Enzyme Linked Immunosorbent Assay (ELISA) (Peprotech, Rocky Hill, New Jersey USA) kits were used to quantify Th1 by assessing TNF-α (M900-M73),IL-2 (M900-M205), and IFN-γ (M900-M98) whereas Th2 (ELS-IL4-001), (IL-4 Ray biotech USA) cytokines within serum as well as in tissue. Measurements were performed according to the manufacture's procedural instructions.

2.10.3. Statistical analysis

Each of the experiment was carried out in triplicate and the results are expressed as mean ± standard deviation (S.D.). All data were analyzed with the SPSS for windows statistical package (version 20.0, SPSS Institute Inc., Cary, North Carolina). The statistical significance between the four different groups was analyzed by using one way ANOVA test followed by Tukey's multiple comparison tests and the significance level was fixed at p < 0.05.

3. Results

3.1. Effect of sub-acute noise on corticosterone levels

The data are summarized in (Fig. 1) with mean ± S.D. There were no significant changes observed in the corticosterone level between control and control treated with SD of unimmunized or immunized rats. However, noise stress increased the corticosterone levels irrespective of whether unimmunized or immunized. But the treatment with SD to noise stressed group whether immunized or un immunized could maintain the corticosteroid level at normal level during noise stress exposure.

3.2. Effect of sub-acute noise on lymphocytes

The data are summarized in (Fig. 2) with mean ± S.D. SD when given to normal animals, did not alter the lymphocyte numbers from controls. The noise stress only increased the lymphocyte levels in unimmunized rats but not in immunized animals. However, treatment with SD during noise exposure in unimmunized could maintain the lymphocytes at normal level during noise stress exposure.

THE TASK »
Copy from the rat noise-stress passage, word for word, the part starting with "2.10.3. Statistical analysis" and going on through "at p < 0.05.". The items below have no connection to the rat noise-stress passage.

SUPPLIED MATERIAL »

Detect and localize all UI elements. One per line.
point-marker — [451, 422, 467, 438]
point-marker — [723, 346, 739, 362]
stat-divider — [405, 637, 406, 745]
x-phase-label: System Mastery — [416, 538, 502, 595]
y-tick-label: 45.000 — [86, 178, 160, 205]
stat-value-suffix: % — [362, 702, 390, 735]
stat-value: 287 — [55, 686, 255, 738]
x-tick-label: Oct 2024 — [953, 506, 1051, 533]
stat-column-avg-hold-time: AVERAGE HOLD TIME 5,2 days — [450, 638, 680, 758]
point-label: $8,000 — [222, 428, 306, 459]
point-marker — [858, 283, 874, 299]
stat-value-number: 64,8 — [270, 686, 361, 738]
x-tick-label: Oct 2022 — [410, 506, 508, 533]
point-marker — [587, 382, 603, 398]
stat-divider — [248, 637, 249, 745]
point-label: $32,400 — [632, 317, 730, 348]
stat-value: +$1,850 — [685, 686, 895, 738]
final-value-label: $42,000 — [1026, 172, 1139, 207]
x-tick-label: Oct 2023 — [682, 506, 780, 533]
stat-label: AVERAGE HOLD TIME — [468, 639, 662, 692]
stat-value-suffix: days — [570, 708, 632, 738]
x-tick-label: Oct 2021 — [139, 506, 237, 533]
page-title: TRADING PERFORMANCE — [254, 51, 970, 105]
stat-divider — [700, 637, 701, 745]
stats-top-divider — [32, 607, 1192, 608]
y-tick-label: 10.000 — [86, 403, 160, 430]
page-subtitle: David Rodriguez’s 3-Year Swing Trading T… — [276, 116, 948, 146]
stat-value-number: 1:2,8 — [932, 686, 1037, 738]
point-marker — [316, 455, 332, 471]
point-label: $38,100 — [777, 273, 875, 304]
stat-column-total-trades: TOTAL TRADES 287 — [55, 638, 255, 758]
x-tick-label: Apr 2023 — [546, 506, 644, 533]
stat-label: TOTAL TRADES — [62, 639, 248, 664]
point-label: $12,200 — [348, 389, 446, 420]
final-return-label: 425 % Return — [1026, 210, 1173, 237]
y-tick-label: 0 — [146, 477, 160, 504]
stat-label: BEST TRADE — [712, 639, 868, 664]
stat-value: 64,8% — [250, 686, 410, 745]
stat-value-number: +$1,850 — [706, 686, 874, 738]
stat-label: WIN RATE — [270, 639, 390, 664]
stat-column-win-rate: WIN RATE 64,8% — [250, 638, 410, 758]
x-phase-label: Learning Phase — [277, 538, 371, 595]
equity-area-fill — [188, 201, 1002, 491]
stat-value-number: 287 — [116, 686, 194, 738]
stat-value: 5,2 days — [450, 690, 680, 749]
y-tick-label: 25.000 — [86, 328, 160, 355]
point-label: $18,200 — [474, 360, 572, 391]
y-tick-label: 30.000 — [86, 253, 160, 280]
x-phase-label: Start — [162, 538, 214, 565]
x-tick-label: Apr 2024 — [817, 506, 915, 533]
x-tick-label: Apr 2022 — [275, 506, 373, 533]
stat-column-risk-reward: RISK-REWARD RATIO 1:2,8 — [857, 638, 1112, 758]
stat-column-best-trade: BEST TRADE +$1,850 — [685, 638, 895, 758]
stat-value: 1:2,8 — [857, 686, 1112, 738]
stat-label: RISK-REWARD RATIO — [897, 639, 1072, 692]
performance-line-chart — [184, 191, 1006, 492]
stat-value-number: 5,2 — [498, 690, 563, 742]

YOUR RESPONSE »
2.10.3. Statistical analysis

Each of the experiment was carried out in triplicate and the results are expressed as mean ± standard deviation (S.D.). All data were analyzed with the SPSS for windows statistical package (version 20.0, SPSS Institute Inc., Cary, North Carolina). The statistical significance between the four different groups was analyzed by using one way ANOVA test followed by Tukey's multiple comparison tests and the significance level was fixed at p < 0.05.